The task |
Lines containing the string "continue" are to be collected in full.

========

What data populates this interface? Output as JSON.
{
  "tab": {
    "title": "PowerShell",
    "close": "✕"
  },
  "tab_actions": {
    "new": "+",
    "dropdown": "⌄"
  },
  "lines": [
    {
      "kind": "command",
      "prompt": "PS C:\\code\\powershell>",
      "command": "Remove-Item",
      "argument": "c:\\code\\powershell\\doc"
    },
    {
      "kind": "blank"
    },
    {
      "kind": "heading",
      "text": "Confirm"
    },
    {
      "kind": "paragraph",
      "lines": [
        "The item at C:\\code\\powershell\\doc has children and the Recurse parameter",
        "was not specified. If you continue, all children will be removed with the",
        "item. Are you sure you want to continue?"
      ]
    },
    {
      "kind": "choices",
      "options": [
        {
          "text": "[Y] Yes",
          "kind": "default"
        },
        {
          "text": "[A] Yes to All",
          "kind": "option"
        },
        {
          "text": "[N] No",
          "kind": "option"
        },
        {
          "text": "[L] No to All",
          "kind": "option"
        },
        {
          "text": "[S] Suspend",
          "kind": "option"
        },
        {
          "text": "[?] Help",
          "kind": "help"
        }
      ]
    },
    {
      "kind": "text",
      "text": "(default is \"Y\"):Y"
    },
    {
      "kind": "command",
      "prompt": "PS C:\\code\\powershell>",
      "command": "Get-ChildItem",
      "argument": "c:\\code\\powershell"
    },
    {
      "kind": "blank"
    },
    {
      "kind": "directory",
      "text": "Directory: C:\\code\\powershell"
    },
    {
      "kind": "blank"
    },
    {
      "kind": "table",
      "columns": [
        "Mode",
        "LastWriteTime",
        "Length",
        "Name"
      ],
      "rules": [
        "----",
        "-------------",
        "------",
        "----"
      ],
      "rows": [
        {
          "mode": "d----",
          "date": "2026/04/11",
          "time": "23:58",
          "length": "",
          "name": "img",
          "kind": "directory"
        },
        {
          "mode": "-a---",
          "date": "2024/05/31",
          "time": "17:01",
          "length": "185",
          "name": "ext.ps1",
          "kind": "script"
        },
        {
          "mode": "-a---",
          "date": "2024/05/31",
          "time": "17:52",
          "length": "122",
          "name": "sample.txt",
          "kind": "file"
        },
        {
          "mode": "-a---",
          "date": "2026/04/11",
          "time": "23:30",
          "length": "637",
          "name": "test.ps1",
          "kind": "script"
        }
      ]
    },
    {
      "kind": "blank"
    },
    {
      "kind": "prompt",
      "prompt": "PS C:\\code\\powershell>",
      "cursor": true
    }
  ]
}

========

The completed task |
        "was not specified. If you continue, all children will be removed with the",
        "item. Are you sure you want to continue?"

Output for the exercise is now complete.